*WHAT YOU HAVE TO DO*
Reproduce the lines of each entry below character for character, without changing anything.

*DATA PROVIDED*
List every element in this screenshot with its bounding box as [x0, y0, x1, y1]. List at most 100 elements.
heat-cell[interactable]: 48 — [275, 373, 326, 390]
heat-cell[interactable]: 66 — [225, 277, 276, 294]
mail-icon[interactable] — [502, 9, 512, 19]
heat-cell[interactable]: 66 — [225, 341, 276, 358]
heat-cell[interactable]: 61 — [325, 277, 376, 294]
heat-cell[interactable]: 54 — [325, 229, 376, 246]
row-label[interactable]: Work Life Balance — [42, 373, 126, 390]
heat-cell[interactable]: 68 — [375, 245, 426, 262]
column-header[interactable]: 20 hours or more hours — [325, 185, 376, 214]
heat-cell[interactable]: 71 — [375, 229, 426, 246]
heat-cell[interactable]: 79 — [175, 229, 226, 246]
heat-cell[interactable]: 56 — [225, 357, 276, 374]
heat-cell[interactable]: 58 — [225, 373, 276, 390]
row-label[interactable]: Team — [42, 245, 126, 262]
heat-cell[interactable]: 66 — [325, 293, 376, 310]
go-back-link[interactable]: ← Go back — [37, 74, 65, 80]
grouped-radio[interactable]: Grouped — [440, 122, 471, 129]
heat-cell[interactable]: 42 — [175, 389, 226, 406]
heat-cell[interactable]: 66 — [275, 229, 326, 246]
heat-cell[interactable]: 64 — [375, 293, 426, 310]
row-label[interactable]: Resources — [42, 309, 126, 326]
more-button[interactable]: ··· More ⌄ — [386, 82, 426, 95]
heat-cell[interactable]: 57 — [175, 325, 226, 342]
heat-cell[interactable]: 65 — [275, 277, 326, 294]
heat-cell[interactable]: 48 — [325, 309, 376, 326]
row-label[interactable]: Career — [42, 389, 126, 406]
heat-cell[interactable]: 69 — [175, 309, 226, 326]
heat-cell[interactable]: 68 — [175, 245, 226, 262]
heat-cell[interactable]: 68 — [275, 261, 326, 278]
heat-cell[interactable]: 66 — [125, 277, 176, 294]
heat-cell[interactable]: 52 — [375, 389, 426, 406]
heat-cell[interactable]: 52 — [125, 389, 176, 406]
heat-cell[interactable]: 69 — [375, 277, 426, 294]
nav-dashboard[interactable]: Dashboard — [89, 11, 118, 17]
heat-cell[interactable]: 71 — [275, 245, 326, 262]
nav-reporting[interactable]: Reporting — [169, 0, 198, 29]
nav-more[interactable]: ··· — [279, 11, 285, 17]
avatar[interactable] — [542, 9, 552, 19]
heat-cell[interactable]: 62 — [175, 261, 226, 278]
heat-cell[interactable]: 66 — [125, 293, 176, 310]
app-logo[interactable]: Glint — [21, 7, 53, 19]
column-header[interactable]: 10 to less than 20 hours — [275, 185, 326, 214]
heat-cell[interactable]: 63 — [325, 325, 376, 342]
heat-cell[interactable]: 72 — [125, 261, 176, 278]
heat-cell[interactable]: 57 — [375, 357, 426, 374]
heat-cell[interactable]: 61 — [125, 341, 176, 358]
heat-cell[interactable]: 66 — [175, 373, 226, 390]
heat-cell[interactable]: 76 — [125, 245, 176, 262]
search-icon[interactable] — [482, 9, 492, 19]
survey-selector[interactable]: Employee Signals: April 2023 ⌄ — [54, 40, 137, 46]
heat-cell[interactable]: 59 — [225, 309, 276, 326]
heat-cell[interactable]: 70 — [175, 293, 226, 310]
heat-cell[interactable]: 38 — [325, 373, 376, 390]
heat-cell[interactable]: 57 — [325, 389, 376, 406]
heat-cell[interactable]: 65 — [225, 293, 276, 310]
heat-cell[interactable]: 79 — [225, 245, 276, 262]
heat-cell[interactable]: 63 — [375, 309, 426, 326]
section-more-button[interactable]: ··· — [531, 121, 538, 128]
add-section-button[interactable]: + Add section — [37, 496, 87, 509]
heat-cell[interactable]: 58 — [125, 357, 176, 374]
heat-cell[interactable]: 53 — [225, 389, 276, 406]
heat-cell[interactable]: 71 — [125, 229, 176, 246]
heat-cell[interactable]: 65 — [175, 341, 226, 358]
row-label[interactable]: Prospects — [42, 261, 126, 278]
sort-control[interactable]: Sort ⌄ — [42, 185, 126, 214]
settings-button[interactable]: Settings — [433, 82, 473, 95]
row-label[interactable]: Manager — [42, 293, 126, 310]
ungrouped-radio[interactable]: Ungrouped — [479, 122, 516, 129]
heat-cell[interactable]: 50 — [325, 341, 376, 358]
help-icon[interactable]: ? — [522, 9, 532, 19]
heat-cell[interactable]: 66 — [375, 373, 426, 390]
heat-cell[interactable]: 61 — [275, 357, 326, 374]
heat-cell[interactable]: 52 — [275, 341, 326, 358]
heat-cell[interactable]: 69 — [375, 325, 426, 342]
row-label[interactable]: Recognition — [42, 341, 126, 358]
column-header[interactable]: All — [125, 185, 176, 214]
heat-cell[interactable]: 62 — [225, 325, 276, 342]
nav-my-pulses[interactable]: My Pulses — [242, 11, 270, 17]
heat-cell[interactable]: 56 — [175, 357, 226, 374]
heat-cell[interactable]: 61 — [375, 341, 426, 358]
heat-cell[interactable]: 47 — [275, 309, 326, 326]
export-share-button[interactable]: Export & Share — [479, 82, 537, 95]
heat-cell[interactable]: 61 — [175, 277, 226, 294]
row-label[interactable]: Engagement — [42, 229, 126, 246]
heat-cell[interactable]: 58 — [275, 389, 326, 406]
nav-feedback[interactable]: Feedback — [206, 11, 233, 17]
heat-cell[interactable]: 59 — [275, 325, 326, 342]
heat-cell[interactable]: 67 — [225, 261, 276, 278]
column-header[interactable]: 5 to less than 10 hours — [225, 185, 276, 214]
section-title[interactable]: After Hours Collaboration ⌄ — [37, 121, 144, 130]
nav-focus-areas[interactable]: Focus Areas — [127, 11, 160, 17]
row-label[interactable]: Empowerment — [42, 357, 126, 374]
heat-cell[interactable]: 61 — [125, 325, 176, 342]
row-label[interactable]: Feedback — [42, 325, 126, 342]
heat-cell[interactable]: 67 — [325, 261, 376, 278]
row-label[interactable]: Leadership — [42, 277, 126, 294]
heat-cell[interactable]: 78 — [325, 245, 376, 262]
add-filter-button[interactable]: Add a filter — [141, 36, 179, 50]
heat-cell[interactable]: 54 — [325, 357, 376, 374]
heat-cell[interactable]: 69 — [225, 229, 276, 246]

*TASK ANSWER*
List every element in this screenshot with its bounding box as [x0, y0, x1, y1]. List at most 100 elements.
heat-cell[interactable]: 48 — [275, 373, 326, 390]
heat-cell[interactable]: 66 — [225, 277, 276, 294]
mail-icon[interactable] — [502, 9, 512, 19]
heat-cell[interactable]: 66 — [225, 341, 276, 358]
heat-cell[interactable]: 61 — [325, 277, 376, 294]
heat-cell[interactable]: 54 — [325, 229, 376, 246]
row-label[interactable]: Work Life Balance — [42, 373, 126, 390]
heat-cell[interactable]: 68 — [375, 245, 426, 262]
column-header[interactable]: 20 hours or more hours — [325, 185, 376, 214]
heat-cell[interactable]: 71 — [375, 229, 426, 246]
heat-cell[interactable]: 79 — [175, 229, 226, 246]
heat-cell[interactable]: 56 — [225, 357, 276, 374]
heat-cell[interactable]: 58 — [225, 373, 276, 390]
row-label[interactable]: Team — [42, 245, 126, 262]
heat-cell[interactable]: 66 — [325, 293, 376, 310]
go-back-link[interactable]: ← Go back — [37, 74, 65, 80]
grouped-radio[interactable]: Grouped — [440, 122, 471, 129]
heat-cell[interactable]: 42 — [175, 389, 226, 406]
heat-cell[interactable]: 66 — [275, 229, 326, 246]
heat-cell[interactable]: 64 — [375, 293, 426, 310]
row-label[interactable]: Resources — [42, 309, 126, 326]
more-button[interactable]: ··· More ⌄ — [386, 82, 426, 95]
heat-cell[interactable]: 57 — [175, 325, 226, 342]
heat-cell[interactable]: 65 — [275, 277, 326, 294]
heat-cell[interactable]: 48 — [325, 309, 376, 326]
row-label[interactable]: Career — [42, 389, 126, 406]
heat-cell[interactable]: 69 — [175, 309, 226, 326]
heat-cell[interactable]: 68 — [175, 245, 226, 262]
heat-cell[interactable]: 68 — [275, 261, 326, 278]
heat-cell[interactable]: 66 — [125, 277, 176, 294]
heat-cell[interactable]: 52 — [375, 389, 426, 406]
heat-cell[interactable]: 52 — [125, 389, 176, 406]
heat-cell[interactable]: 69 — [375, 277, 426, 294]
nav-dashboard[interactable]: Dashboard — [89, 11, 118, 17]
heat-cell[interactable]: 71 — [275, 245, 326, 262]
nav-reporting[interactable]: Reporting — [169, 0, 198, 29]
nav-more[interactable]: ··· — [279, 11, 285, 17]
avatar[interactable] — [542, 9, 552, 19]
heat-cell[interactable]: 62 — [175, 261, 226, 278]
heat-cell[interactable]: 66 — [125, 293, 176, 310]
app-logo[interactable]: Glint — [21, 7, 53, 19]
column-header[interactable]: 10 to less than 20 hours — [275, 185, 326, 214]
heat-cell[interactable]: 63 — [325, 325, 376, 342]
heat-cell[interactable]: 72 — [125, 261, 176, 278]
heat-cell[interactable]: 57 — [375, 357, 426, 374]
heat-cell[interactable]: 61 — [125, 341, 176, 358]
heat-cell[interactable]: 66 — [175, 373, 226, 390]
heat-cell[interactable]: 76 — [125, 245, 176, 262]
search-icon[interactable] — [482, 9, 492, 19]
survey-selector[interactable]: Employee Signals: April 2023 ⌄ — [54, 40, 137, 46]
heat-cell[interactable]: 59 — [225, 309, 276, 326]
heat-cell[interactable]: 70 — [175, 293, 226, 310]
heat-cell[interactable]: 38 — [325, 373, 376, 390]
heat-cell[interactable]: 57 — [325, 389, 376, 406]
heat-cell[interactable]: 65 — [225, 293, 276, 310]
heat-cell[interactable]: 79 — [225, 245, 276, 262]
heat-cell[interactable]: 63 — [375, 309, 426, 326]
section-more-button[interactable]: ··· — [531, 121, 538, 128]
add-section-button[interactable]: + Add section — [37, 496, 87, 509]
heat-cell[interactable]: 58 — [125, 357, 176, 374]
heat-cell[interactable]: 53 — [225, 389, 276, 406]
heat-cell[interactable]: 71 — [125, 229, 176, 246]
heat-cell[interactable]: 65 — [175, 341, 226, 358]
row-label[interactable]: Prospects — [42, 261, 126, 278]
sort-control[interactable]: Sort ⌄ — [42, 185, 126, 214]
settings-button[interactable]: Settings — [433, 82, 473, 95]
row-label[interactable]: Manager — [42, 293, 126, 310]
ungrouped-radio[interactable]: Ungrouped — [479, 122, 516, 129]
heat-cell[interactable]: 50 — [325, 341, 376, 358]
help-icon[interactable]: ? — [522, 9, 532, 19]
heat-cell[interactable]: 66 — [375, 373, 426, 390]
heat-cell[interactable]: 61 — [275, 357, 326, 374]
heat-cell[interactable]: 52 — [275, 341, 326, 358]
heat-cell[interactable]: 69 — [375, 325, 426, 342]
row-label[interactable]: Recognition — [42, 341, 126, 358]
column-header[interactable]: All — [125, 185, 176, 214]
heat-cell[interactable]: 62 — [225, 325, 276, 342]
nav-my-pulses[interactable]: My Pulses — [242, 11, 270, 17]
heat-cell[interactable]: 56 — [175, 357, 226, 374]
heat-cell[interactable]: 61 — [375, 341, 426, 358]
heat-cell[interactable]: 47 — [275, 309, 326, 326]
export-share-button[interactable]: Export & Share — [479, 82, 537, 95]
heat-cell[interactable]: 61 — [175, 277, 226, 294]
row-label[interactable]: Engagement — [42, 229, 126, 246]
heat-cell[interactable]: 58 — [275, 389, 326, 406]
nav-feedback[interactable]: Feedback — [206, 11, 233, 17]
heat-cell[interactable]: 59 — [275, 325, 326, 342]
heat-cell[interactable]: 67 — [225, 261, 276, 278]
column-header[interactable]: 5 to less than 10 hours — [225, 185, 276, 214]
section-title[interactable]: After Hours Collaboration ⌄ — [37, 121, 144, 130]
nav-focus-areas[interactable]: Focus Areas — [127, 11, 160, 17]
row-label[interactable]: Empowerment — [42, 357, 126, 374]
heat-cell[interactable]: 61 — [125, 325, 176, 342]
row-label[interactable]: Feedback — [42, 325, 126, 342]
heat-cell[interactable]: 67 — [325, 261, 376, 278]
row-label[interactable]: Leadership — [42, 277, 126, 294]
heat-cell[interactable]: 78 — [325, 245, 376, 262]
add-filter-button[interactable]: Add a filter — [141, 36, 179, 50]
heat-cell[interactable]: 54 — [325, 357, 376, 374]
heat-cell[interactable]: 69 — [225, 229, 276, 246]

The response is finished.